=== GOAL ===
Retype the records, beginning at the line containing "intro-p1-end: С. <box>1537 280 1579 319</box>" and continuing through the line containing "ventilation-heading: Вентиляция <box>1154", with no changes.

** begin DATA SHOWN **

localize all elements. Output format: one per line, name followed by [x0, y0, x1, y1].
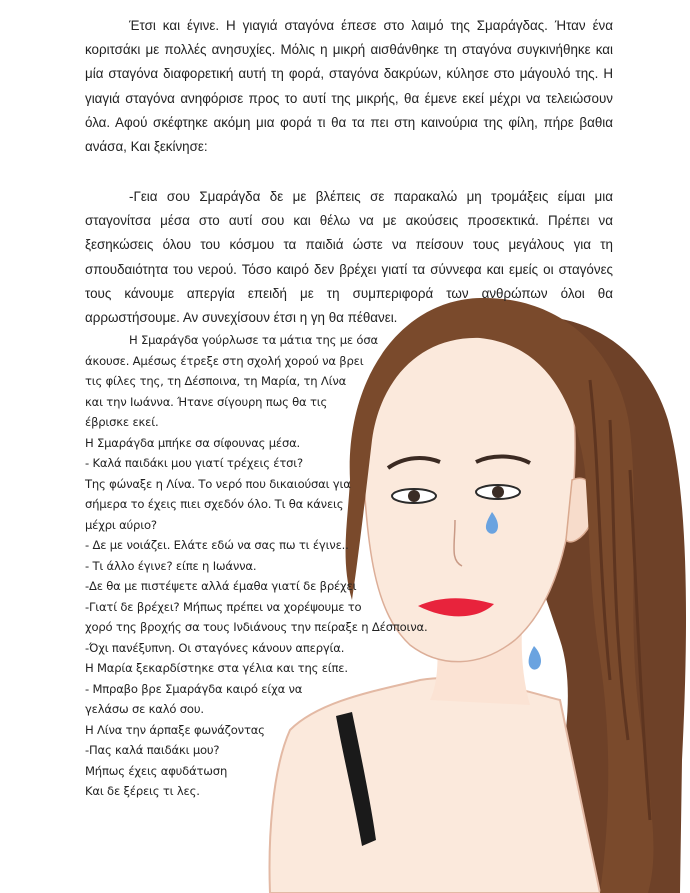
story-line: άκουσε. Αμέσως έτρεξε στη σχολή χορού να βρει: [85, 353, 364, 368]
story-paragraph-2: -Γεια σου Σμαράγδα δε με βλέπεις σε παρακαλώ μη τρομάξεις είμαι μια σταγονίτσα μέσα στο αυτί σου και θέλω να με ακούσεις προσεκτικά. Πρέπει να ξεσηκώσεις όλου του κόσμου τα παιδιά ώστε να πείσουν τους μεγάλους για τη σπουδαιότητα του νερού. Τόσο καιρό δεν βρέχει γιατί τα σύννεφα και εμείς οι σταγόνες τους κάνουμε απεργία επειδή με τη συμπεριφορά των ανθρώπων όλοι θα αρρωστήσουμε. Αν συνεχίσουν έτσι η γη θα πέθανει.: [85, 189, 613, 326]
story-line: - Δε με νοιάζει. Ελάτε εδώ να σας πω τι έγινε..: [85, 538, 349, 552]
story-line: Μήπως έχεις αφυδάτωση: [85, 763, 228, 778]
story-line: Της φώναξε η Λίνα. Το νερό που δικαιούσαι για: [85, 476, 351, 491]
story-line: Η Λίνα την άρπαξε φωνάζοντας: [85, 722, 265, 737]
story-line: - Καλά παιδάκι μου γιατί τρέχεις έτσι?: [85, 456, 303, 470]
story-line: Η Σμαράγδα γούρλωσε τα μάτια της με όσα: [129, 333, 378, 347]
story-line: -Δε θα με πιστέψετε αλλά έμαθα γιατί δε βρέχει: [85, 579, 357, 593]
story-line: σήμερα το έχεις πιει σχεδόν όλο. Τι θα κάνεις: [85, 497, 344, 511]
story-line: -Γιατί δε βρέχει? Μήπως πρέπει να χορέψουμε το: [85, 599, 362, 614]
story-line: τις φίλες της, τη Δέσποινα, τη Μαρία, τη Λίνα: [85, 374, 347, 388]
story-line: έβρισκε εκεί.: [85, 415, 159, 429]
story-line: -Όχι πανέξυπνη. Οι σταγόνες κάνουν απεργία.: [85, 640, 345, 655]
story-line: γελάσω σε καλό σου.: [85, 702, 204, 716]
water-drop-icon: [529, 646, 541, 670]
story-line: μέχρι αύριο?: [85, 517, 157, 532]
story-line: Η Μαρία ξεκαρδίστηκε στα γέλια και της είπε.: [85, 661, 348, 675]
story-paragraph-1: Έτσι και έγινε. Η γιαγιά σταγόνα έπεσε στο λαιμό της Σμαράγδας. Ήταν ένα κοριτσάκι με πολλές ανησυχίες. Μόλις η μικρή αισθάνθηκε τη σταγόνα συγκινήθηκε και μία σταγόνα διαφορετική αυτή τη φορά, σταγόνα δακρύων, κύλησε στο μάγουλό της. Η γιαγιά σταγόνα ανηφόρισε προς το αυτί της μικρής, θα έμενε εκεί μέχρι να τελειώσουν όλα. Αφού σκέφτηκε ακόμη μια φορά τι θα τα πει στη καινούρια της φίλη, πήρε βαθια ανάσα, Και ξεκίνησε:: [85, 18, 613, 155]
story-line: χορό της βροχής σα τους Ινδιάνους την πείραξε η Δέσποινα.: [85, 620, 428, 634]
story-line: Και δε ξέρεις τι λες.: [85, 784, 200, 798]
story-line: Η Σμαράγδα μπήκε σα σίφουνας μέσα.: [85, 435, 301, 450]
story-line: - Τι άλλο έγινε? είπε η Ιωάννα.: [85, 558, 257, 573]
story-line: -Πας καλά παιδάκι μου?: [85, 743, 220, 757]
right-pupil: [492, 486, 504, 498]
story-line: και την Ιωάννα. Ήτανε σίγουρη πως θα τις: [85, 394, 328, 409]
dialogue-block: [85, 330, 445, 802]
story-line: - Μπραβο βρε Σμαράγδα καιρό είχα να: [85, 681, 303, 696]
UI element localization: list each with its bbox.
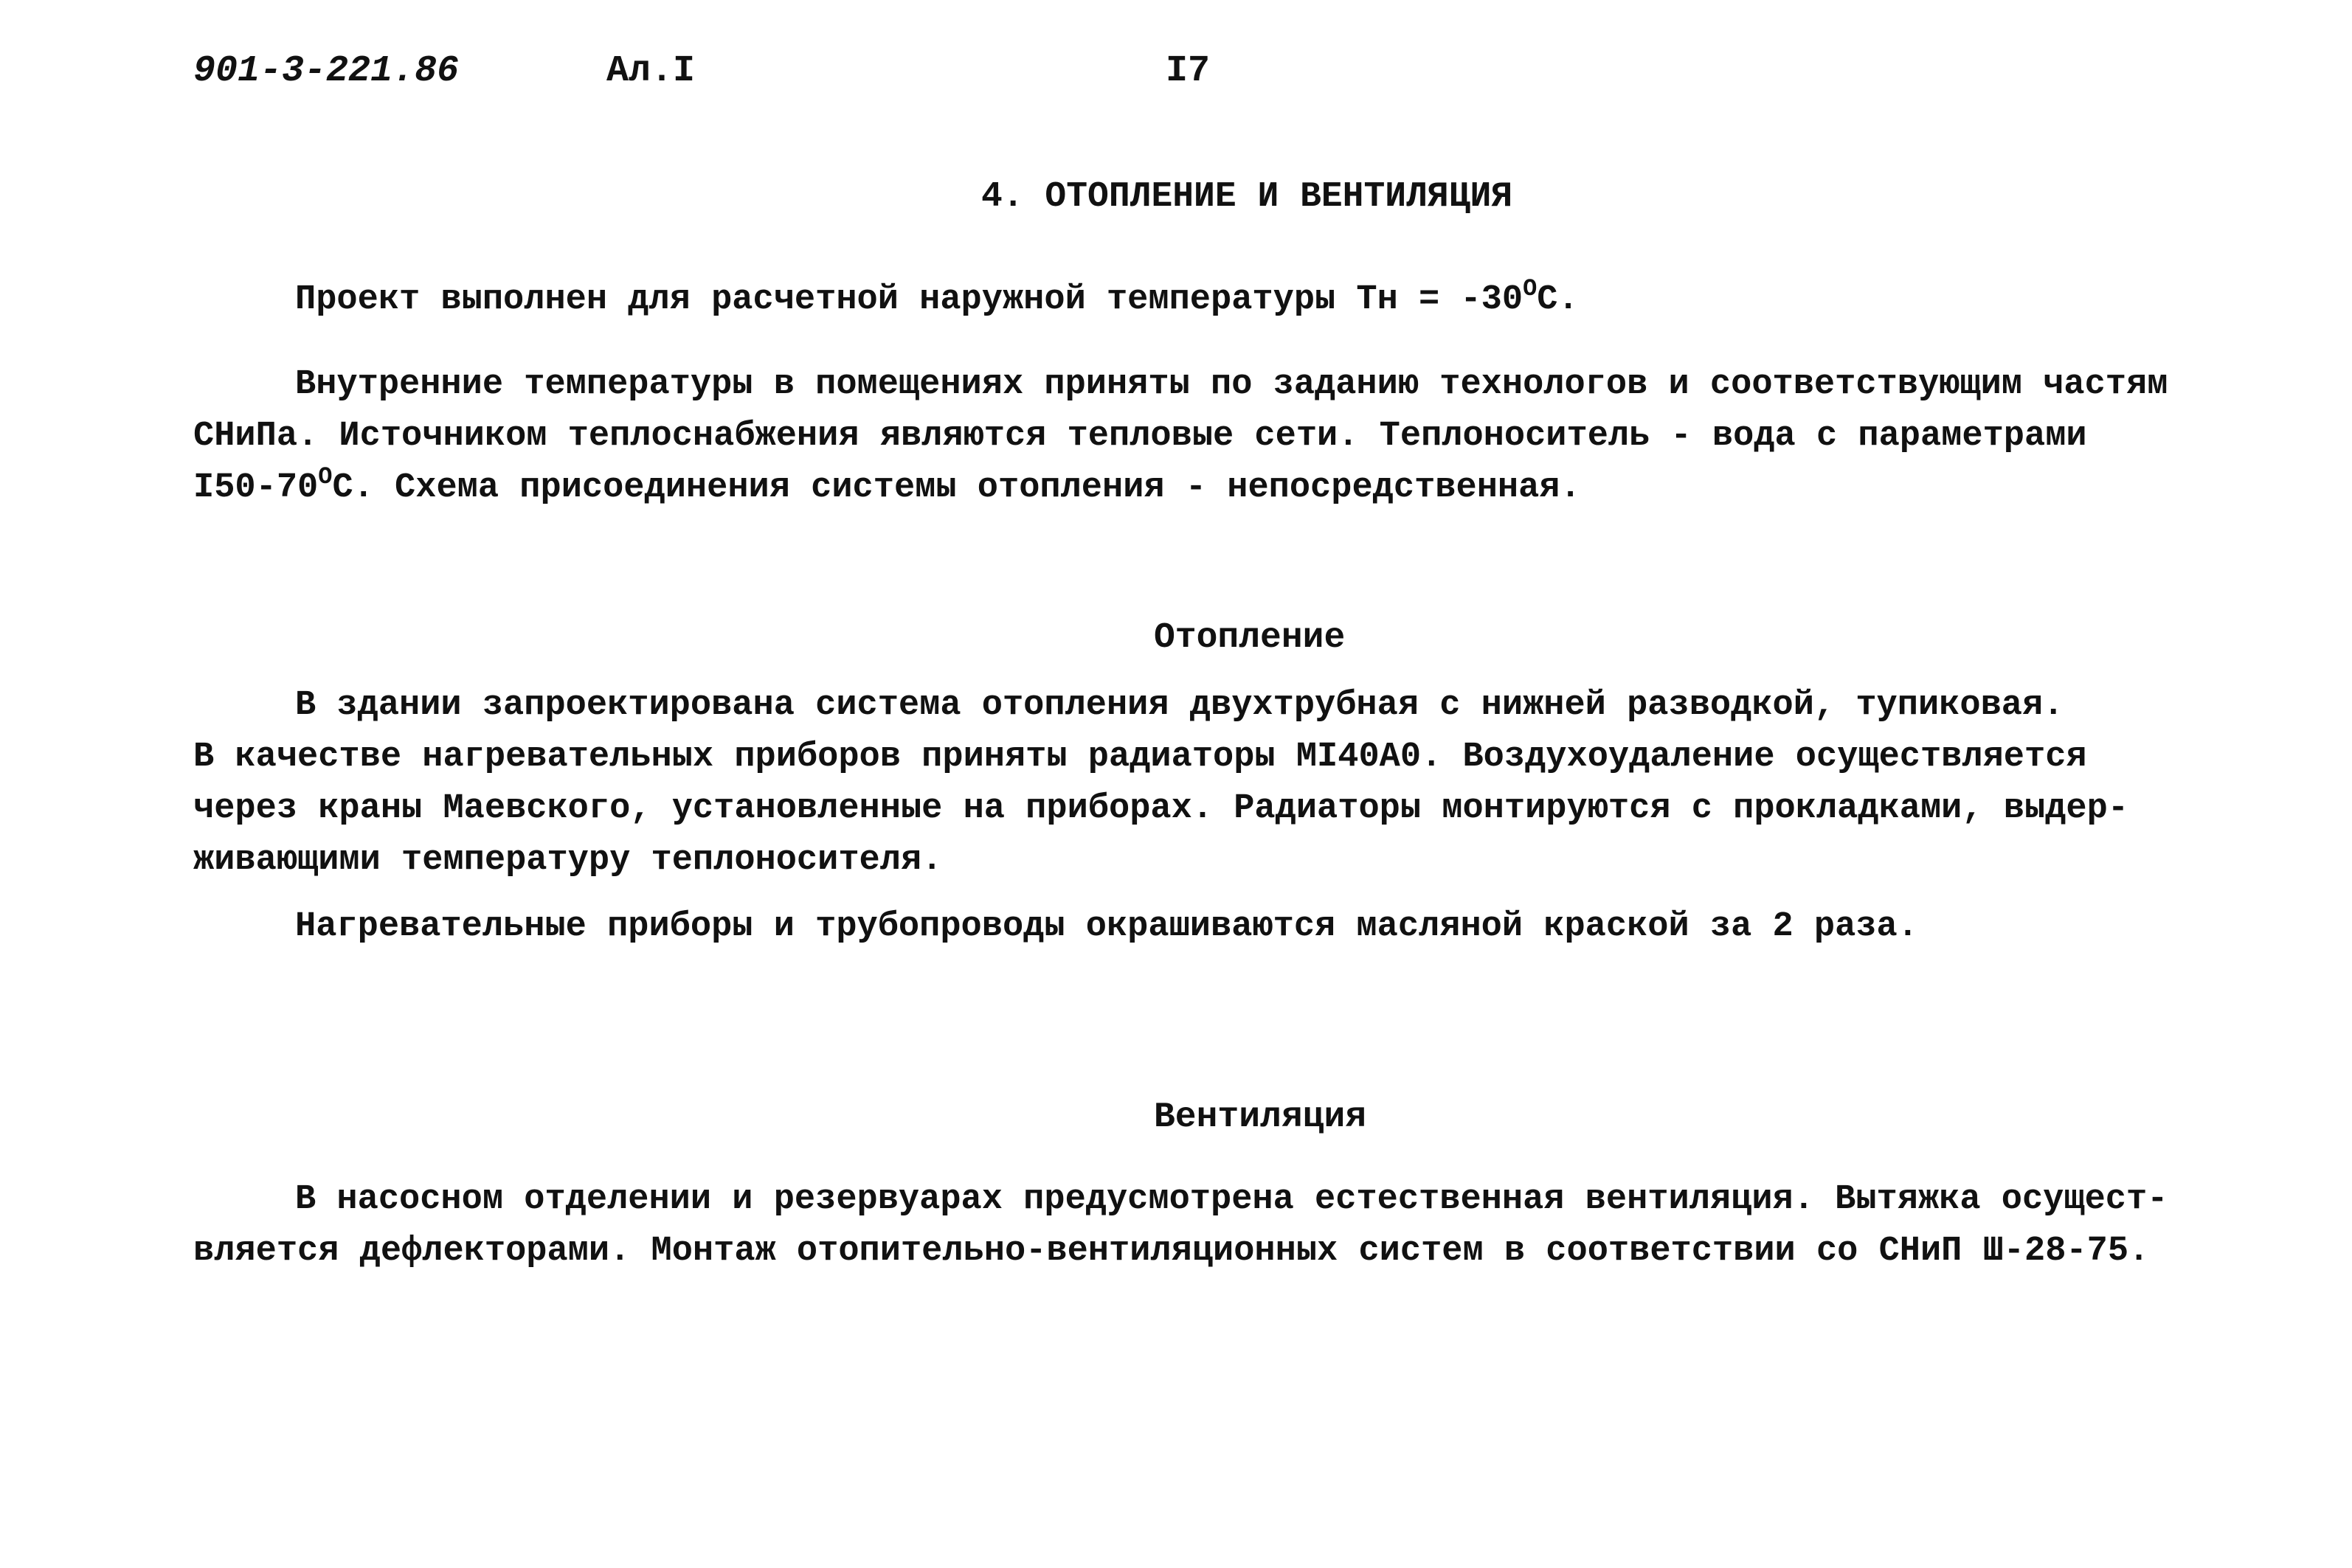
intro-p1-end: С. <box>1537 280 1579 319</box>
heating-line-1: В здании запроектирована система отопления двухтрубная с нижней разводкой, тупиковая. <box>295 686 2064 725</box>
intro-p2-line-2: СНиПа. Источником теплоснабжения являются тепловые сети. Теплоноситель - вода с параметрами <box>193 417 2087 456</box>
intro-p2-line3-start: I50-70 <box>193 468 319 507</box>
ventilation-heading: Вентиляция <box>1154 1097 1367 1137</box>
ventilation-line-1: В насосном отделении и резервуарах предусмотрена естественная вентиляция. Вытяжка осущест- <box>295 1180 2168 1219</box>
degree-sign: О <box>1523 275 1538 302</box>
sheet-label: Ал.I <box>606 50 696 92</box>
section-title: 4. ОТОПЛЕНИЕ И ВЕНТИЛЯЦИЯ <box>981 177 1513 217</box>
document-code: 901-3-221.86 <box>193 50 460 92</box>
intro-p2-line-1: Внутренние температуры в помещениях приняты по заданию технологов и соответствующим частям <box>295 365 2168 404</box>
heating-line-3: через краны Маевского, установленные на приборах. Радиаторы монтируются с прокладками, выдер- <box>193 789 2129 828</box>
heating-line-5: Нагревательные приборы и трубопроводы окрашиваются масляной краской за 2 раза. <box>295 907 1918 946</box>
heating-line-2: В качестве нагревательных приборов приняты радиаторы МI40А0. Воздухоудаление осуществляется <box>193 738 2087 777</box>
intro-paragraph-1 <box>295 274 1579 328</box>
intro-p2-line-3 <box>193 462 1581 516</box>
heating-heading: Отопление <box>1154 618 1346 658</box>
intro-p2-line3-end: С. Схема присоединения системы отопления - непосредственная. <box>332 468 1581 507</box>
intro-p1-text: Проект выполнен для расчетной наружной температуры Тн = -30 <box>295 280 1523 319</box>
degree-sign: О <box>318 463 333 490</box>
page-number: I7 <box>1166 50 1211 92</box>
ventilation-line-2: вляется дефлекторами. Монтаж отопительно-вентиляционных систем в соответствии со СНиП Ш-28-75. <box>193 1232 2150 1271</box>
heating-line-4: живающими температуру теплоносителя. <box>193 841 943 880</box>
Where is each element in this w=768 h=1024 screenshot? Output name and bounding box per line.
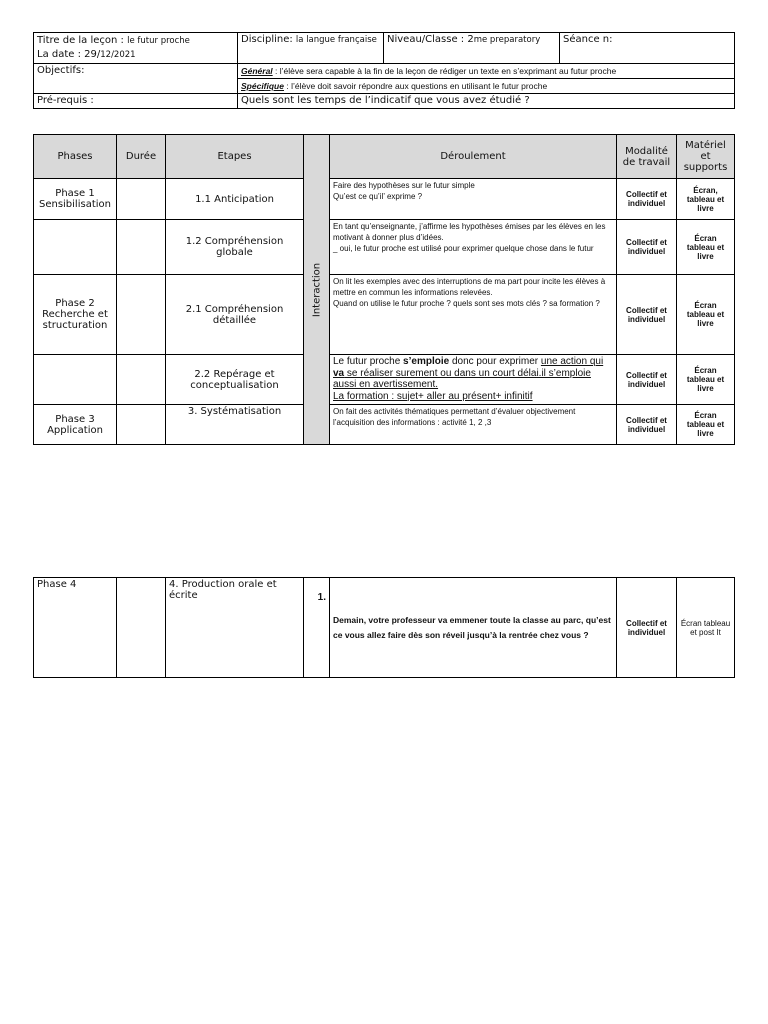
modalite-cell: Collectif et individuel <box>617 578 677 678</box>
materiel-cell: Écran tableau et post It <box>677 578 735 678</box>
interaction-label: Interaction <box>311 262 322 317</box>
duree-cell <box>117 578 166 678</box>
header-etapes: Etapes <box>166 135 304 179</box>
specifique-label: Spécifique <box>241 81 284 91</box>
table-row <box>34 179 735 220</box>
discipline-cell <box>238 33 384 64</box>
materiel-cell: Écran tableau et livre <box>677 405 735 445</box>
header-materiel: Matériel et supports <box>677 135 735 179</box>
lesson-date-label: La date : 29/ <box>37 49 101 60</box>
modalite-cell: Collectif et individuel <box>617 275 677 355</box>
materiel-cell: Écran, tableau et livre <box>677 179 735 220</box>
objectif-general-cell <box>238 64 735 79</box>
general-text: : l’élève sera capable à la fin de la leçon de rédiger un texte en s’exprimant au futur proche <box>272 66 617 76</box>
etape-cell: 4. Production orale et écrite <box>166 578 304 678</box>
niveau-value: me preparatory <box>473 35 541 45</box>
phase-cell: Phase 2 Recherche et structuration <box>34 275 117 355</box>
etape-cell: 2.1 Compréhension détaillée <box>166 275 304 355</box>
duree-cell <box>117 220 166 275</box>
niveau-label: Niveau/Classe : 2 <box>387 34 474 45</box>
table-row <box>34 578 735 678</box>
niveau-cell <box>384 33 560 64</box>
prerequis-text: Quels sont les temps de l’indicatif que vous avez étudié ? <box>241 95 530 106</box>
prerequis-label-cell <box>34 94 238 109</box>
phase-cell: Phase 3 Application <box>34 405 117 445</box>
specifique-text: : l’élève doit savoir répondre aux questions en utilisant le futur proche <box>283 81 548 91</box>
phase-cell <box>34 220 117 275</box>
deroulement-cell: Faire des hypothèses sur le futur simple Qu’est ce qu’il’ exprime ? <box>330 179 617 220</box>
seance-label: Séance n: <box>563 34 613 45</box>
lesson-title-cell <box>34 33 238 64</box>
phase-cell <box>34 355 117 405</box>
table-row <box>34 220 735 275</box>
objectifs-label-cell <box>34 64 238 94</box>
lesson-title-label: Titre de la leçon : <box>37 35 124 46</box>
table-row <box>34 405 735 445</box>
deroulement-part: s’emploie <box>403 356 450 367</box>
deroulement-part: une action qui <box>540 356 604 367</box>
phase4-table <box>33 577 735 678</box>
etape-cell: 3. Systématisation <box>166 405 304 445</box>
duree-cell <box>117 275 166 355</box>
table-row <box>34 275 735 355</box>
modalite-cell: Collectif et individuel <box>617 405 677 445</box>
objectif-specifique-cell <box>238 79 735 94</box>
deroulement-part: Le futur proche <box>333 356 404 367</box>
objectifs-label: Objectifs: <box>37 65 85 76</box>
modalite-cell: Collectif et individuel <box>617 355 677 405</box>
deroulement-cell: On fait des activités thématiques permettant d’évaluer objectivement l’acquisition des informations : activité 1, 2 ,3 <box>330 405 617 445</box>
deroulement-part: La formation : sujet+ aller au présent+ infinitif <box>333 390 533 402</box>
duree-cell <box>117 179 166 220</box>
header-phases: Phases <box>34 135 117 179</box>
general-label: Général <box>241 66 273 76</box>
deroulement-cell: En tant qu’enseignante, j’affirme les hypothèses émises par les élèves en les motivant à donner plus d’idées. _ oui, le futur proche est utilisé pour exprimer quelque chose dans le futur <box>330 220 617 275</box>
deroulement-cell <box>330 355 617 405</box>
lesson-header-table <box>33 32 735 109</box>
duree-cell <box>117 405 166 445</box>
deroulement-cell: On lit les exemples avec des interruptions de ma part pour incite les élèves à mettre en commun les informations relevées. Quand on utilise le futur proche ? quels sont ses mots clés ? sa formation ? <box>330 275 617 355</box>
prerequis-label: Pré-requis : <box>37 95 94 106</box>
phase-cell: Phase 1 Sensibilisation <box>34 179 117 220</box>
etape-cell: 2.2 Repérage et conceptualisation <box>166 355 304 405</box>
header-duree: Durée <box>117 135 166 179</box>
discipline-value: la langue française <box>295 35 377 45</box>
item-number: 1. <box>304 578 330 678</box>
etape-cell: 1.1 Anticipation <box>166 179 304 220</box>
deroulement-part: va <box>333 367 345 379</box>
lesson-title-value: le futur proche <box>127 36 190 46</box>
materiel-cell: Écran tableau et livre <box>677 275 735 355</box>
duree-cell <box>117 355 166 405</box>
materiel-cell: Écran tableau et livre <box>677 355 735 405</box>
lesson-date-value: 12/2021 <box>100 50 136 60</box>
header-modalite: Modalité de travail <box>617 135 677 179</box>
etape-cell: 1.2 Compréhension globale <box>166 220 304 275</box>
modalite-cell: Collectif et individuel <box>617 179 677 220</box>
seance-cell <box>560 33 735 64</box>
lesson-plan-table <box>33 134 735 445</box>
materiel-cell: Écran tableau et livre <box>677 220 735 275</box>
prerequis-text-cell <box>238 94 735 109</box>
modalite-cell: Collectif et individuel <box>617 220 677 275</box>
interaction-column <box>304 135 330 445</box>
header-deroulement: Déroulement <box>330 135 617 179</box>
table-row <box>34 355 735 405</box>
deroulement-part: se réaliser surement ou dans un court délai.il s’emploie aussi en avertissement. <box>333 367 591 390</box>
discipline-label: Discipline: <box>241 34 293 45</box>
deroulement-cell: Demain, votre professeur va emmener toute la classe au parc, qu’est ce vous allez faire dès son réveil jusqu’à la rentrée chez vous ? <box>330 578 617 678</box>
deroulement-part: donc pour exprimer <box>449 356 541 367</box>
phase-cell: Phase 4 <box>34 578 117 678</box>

** end DATA SHOWN **

=== ANSWER TO THE PROBLEM ===
intro-p1-end: С. <box>1537 280 1579 319</box>
heating-line-1: В здании запроектирована система отопления двухтрубная с нижней разводкой, тупиковая. <box>295 686 2064 725</box>
intro-p2-line-2: СНиПа. Источником теплоснабжения являются тепловые сети. Теплоноситель - вода с параметрами <box>193 417 2087 456</box>
intro-p2-line3-start: I50-70 <box>193 468 319 507</box>
ventilation-heading: Вентиляция <box>1154 1097 1367 1137</box>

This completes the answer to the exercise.